** start **
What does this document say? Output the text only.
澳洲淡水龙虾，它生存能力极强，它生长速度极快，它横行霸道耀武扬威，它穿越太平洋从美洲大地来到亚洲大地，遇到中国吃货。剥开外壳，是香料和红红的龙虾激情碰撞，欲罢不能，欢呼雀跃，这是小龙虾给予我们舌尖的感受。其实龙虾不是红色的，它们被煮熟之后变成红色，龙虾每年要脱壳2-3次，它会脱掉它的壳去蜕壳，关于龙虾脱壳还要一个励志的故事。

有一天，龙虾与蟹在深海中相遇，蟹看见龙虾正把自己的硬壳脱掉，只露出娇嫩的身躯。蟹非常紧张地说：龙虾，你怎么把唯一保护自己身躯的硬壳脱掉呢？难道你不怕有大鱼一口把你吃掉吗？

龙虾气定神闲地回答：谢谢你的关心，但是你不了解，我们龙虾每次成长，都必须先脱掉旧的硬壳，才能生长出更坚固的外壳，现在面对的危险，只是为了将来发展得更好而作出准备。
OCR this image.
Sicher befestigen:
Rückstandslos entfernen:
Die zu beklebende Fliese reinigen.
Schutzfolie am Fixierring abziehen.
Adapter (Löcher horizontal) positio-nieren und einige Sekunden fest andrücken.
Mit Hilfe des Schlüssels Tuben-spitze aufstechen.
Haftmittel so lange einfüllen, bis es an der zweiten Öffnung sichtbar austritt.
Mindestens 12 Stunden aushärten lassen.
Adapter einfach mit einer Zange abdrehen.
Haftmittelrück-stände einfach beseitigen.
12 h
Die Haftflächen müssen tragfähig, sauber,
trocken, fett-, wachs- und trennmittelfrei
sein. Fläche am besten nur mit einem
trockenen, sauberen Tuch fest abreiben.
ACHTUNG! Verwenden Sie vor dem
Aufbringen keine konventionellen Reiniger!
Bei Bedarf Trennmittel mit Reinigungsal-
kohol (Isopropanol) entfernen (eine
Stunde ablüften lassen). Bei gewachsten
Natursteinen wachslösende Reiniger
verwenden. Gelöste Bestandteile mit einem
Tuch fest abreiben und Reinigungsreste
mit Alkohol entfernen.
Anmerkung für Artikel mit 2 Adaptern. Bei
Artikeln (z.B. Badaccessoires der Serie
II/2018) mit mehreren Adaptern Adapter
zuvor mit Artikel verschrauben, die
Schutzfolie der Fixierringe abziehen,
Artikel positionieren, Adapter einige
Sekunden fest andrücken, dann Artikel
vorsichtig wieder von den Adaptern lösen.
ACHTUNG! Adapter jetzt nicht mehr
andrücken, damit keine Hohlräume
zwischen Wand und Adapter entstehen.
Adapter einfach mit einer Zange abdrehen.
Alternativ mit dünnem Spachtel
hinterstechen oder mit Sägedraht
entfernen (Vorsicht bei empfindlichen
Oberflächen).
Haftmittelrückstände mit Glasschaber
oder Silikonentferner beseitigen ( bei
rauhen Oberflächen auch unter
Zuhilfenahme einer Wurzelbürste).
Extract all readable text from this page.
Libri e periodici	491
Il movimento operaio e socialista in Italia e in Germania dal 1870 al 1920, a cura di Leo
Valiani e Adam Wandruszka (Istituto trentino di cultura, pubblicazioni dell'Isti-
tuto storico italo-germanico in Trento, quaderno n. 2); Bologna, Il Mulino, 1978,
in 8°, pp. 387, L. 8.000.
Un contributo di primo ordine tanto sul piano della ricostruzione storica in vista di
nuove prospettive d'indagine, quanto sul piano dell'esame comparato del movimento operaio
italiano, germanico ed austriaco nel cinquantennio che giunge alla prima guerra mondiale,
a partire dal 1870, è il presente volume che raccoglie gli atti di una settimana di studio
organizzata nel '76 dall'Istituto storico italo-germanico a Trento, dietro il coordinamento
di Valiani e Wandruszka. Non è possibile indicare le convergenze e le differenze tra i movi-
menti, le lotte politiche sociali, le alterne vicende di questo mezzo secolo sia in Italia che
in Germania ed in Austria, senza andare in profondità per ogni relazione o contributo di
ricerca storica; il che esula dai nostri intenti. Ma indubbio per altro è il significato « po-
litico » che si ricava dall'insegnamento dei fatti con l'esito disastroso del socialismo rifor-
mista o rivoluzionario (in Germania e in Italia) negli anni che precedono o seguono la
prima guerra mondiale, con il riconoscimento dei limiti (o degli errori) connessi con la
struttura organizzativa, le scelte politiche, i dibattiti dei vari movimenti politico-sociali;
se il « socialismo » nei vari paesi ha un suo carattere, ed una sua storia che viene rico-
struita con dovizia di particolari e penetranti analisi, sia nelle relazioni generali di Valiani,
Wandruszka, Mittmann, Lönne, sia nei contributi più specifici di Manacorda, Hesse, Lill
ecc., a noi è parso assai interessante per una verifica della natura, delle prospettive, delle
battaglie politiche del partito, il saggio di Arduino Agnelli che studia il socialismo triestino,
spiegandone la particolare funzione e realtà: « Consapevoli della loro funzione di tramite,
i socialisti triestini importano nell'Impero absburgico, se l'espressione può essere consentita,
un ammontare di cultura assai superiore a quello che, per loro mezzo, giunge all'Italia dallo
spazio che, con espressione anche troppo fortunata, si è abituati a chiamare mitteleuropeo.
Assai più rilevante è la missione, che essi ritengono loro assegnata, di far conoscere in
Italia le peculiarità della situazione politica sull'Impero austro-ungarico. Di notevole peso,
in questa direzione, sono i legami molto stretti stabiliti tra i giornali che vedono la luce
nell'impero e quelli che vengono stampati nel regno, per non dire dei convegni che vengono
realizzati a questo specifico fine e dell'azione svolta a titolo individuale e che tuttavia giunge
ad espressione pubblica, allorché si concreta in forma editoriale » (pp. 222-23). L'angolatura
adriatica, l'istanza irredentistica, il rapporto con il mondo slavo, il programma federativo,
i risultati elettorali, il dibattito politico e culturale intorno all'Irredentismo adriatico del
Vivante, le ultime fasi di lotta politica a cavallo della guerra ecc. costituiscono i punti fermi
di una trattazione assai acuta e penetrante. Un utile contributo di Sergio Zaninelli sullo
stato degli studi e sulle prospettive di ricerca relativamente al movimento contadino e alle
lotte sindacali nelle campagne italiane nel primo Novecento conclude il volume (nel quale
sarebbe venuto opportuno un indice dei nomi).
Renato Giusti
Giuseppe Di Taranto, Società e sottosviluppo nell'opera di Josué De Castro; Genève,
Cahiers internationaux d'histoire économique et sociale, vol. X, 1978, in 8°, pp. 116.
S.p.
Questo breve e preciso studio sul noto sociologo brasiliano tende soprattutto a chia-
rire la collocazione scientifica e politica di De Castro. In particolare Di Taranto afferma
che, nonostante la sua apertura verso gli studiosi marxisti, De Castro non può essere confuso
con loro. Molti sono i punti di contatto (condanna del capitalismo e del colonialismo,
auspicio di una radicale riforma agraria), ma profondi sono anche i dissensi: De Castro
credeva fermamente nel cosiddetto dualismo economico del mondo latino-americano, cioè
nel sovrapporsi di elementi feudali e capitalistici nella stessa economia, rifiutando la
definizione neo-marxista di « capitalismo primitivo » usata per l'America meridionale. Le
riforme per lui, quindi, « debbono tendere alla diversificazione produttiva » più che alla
** end **
Check each line above for the string "Castro" and report how many lines have it, giving only the number.

4